[begin Record extracts]

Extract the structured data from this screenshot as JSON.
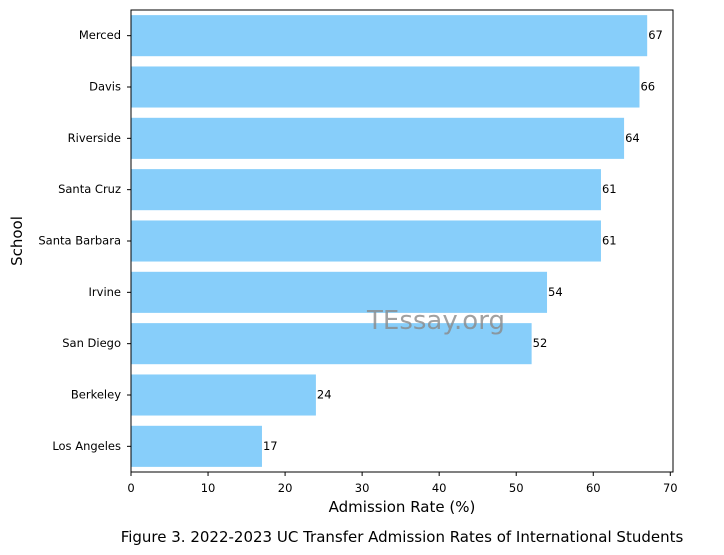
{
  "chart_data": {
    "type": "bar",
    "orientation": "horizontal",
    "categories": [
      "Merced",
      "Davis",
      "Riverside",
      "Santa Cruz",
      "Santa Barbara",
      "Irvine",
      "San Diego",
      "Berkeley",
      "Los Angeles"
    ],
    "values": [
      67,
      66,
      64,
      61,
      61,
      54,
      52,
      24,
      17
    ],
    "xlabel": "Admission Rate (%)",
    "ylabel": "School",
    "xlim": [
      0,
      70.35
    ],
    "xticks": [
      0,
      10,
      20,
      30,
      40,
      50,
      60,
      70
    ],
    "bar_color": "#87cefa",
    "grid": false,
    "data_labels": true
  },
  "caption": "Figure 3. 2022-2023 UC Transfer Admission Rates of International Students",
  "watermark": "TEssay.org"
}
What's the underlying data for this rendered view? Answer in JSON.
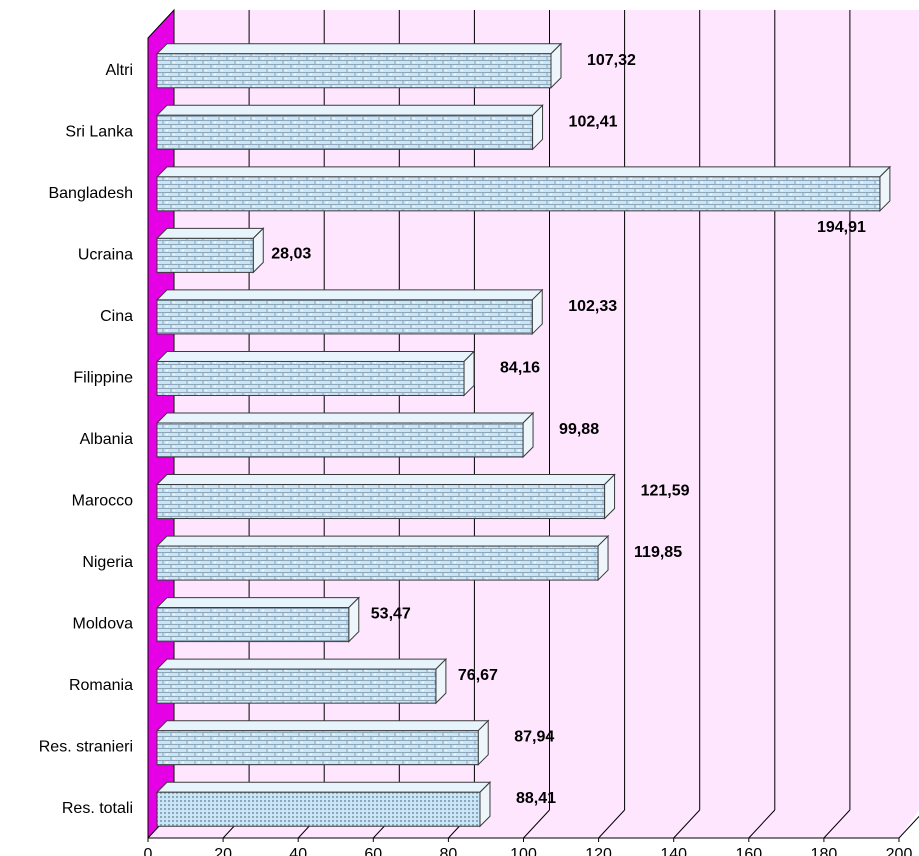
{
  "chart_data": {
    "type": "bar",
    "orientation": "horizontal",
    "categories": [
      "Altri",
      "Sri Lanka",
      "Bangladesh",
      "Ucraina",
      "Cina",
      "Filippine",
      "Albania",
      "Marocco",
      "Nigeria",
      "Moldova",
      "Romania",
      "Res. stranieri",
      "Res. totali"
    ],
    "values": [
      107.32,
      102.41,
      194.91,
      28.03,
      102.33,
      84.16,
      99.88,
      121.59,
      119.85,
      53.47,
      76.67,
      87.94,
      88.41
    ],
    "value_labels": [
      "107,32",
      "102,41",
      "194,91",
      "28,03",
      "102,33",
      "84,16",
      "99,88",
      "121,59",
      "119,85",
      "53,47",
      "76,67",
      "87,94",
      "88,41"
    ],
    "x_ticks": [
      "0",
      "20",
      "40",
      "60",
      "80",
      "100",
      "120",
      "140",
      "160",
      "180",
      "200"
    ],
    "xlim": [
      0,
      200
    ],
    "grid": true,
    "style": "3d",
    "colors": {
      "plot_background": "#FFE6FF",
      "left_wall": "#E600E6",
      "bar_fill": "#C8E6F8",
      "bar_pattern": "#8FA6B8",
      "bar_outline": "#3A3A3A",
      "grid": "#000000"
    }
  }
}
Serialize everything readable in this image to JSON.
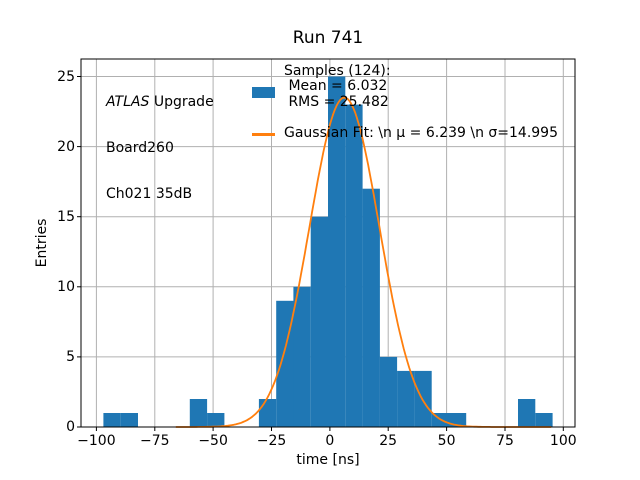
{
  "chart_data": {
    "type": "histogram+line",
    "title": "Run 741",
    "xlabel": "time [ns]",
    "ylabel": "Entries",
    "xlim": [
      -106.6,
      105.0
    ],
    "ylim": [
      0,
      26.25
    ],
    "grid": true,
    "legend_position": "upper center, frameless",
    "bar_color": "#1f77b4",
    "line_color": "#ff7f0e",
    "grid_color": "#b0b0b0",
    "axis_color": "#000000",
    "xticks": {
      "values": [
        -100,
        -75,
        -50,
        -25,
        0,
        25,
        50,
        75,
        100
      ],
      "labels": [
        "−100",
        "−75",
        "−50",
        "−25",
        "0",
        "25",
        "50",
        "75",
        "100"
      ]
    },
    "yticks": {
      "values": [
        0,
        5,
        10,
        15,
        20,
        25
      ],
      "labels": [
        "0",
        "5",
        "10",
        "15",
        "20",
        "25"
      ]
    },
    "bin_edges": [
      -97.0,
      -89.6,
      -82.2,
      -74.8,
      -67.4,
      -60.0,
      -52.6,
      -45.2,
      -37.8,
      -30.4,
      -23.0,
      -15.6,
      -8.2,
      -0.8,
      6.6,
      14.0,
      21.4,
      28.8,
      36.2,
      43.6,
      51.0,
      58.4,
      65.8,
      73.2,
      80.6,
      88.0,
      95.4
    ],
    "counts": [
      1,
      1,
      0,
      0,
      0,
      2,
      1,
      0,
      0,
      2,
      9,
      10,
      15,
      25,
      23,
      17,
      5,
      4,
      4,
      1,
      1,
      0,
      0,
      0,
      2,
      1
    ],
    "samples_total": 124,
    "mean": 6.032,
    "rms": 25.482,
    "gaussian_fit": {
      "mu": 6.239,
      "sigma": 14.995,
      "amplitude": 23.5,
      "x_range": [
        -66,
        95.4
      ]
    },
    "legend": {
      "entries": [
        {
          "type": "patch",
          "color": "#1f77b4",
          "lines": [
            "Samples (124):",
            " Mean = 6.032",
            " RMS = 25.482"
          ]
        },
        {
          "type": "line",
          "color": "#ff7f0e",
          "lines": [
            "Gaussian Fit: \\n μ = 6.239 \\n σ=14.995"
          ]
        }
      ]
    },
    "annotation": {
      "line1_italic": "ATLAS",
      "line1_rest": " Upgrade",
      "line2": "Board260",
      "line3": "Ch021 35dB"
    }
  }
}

[end Record extracts]
[begin Record extracts]

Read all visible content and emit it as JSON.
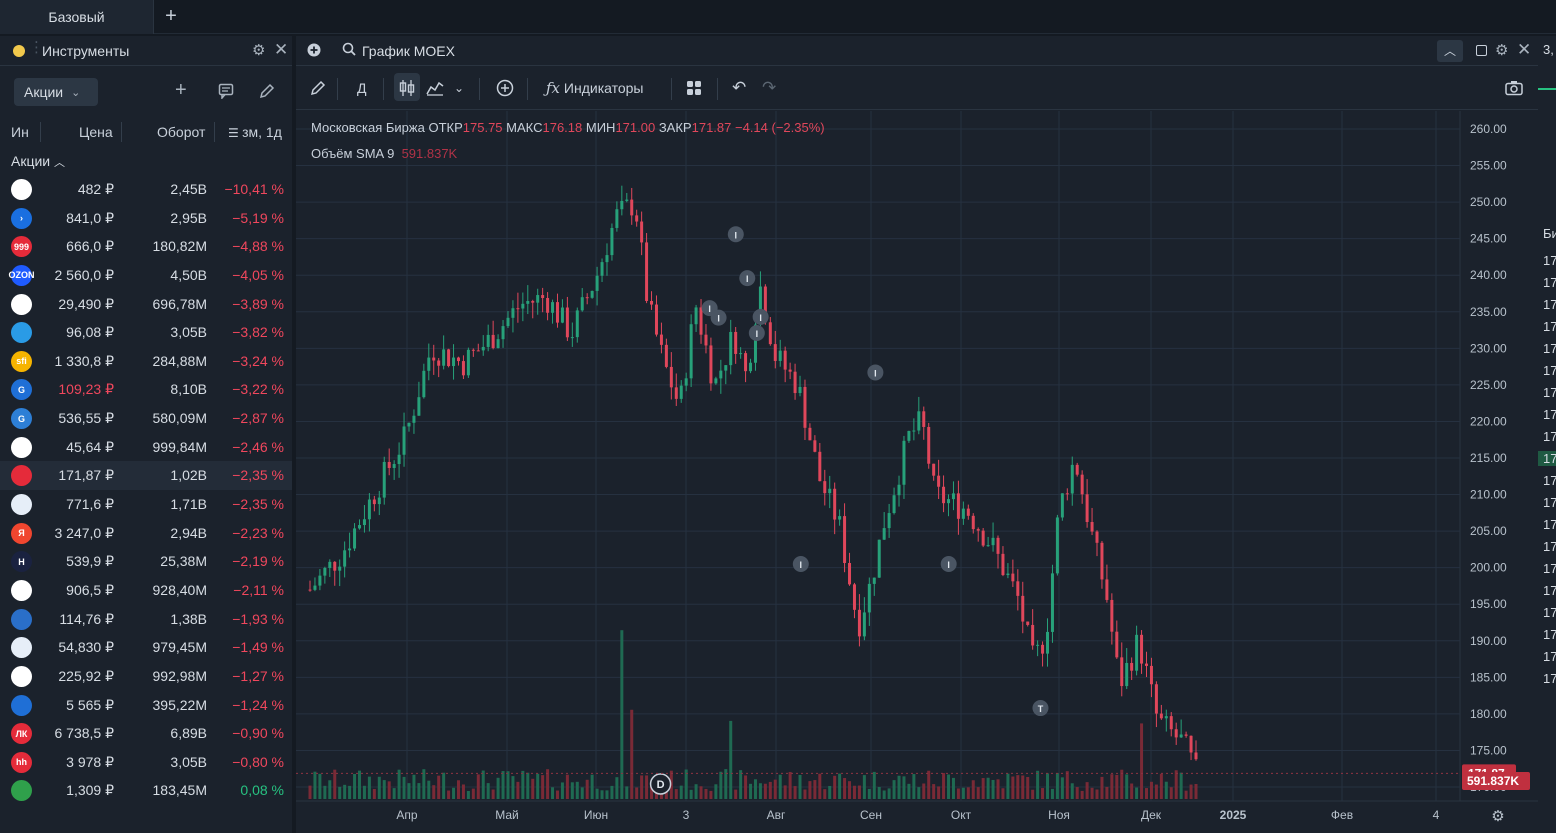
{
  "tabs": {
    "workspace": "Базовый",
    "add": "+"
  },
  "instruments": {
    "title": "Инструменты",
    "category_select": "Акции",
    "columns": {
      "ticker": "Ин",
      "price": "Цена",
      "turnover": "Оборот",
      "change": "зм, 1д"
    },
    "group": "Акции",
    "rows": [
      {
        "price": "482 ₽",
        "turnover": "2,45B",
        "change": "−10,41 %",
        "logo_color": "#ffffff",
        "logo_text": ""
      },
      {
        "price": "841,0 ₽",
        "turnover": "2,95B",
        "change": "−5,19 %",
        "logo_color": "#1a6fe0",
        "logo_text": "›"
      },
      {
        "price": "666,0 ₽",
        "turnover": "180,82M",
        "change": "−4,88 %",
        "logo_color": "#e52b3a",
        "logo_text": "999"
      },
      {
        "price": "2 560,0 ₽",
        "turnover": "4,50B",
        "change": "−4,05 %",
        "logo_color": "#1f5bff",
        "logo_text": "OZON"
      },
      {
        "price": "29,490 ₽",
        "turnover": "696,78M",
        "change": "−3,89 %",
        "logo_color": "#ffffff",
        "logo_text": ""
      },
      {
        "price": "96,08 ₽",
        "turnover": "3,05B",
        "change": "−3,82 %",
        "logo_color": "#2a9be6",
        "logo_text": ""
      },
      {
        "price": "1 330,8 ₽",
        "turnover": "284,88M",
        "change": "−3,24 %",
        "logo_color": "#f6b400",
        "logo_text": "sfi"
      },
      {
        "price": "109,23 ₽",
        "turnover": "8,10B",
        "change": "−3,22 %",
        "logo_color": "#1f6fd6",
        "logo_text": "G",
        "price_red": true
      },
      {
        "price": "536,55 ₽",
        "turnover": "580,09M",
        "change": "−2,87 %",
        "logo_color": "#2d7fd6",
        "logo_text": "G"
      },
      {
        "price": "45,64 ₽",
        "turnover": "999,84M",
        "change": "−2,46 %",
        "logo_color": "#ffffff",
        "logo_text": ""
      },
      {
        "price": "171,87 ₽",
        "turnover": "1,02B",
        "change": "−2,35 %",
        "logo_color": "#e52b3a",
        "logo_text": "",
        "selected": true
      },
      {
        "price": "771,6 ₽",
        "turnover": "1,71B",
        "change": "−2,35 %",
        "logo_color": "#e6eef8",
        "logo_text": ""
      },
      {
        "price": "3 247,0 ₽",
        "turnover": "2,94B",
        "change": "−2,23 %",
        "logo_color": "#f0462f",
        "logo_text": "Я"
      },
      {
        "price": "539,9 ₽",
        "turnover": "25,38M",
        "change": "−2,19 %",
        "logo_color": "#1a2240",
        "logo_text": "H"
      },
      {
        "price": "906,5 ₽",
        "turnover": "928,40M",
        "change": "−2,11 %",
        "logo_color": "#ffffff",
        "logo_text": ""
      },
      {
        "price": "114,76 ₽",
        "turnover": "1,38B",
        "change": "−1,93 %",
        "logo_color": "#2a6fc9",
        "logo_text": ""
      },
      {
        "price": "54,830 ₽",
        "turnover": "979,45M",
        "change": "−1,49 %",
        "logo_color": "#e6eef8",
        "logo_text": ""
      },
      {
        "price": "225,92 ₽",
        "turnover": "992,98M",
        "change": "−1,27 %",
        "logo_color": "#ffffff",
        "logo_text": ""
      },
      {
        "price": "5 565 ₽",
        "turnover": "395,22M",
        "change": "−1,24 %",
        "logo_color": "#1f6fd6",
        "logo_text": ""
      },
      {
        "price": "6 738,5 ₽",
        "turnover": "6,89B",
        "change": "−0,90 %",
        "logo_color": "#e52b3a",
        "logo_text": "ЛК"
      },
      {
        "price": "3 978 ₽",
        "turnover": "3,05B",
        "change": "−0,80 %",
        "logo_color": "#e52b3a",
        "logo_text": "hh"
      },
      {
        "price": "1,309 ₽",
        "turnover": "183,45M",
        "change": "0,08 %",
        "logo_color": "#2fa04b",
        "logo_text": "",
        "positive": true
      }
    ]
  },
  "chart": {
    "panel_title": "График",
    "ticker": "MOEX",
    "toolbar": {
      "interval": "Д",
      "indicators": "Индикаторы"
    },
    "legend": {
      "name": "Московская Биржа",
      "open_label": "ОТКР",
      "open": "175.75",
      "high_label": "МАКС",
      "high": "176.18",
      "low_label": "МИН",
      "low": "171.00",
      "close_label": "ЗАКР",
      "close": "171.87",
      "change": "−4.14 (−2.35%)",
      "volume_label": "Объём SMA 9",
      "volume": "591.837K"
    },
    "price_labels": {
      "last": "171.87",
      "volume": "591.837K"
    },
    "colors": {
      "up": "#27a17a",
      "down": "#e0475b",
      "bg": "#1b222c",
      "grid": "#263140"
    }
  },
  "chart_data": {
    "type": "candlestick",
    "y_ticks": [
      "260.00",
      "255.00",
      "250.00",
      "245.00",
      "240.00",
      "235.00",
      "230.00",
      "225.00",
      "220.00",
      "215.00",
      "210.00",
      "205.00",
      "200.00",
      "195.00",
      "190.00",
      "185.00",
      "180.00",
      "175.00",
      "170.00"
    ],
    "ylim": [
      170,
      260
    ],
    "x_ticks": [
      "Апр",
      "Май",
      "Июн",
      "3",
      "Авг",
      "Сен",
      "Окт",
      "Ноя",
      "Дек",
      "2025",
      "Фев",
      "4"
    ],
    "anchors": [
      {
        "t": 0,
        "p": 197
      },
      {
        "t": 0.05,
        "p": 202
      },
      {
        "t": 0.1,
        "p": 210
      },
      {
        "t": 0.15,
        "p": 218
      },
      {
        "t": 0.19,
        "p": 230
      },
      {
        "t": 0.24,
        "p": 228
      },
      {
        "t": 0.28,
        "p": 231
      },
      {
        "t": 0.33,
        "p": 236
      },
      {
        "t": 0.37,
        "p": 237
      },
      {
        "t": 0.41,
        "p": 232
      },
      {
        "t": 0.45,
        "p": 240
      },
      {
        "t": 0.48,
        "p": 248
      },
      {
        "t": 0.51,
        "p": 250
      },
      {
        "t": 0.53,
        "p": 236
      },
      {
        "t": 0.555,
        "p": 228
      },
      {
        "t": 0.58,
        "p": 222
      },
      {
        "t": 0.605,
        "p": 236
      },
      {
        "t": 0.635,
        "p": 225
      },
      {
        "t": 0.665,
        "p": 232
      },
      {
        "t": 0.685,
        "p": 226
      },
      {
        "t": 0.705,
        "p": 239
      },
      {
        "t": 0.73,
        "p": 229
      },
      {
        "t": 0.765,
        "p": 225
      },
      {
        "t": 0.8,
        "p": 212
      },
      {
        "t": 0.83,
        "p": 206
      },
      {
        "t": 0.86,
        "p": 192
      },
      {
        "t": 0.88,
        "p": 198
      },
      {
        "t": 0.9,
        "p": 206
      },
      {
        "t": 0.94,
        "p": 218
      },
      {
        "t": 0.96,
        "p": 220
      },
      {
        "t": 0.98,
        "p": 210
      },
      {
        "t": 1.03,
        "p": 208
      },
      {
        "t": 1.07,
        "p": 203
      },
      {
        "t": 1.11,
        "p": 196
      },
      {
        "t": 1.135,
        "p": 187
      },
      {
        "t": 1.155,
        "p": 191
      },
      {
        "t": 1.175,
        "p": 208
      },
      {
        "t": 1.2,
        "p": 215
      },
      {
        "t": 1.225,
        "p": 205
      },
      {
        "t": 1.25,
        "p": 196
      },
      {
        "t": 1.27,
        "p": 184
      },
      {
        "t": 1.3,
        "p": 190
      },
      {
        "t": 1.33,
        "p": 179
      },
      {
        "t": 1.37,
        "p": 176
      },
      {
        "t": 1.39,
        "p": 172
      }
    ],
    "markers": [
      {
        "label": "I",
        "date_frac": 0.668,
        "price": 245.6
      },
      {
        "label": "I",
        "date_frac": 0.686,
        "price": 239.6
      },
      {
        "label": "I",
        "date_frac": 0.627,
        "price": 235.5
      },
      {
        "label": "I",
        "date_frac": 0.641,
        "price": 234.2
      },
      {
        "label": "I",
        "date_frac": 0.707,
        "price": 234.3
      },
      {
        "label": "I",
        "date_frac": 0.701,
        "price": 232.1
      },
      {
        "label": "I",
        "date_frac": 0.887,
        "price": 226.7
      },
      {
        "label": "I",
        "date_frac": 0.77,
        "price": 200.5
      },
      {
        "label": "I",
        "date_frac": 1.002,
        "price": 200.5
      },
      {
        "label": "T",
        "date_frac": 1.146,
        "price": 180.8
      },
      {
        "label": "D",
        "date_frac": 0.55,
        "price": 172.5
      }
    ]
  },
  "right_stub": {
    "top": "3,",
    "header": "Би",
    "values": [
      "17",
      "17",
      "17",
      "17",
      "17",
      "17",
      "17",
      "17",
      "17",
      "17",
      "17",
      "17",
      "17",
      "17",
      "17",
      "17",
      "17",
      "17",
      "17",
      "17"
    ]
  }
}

[end Record extracts]

Do this: Look through the entries above. Extract each line with the word "Admission".

Worked answer:
    "xlabel": "Admission Rate (%)",
  "caption": "Figure 3. 2022-2023 UC Transfer Admission Rates of International Students",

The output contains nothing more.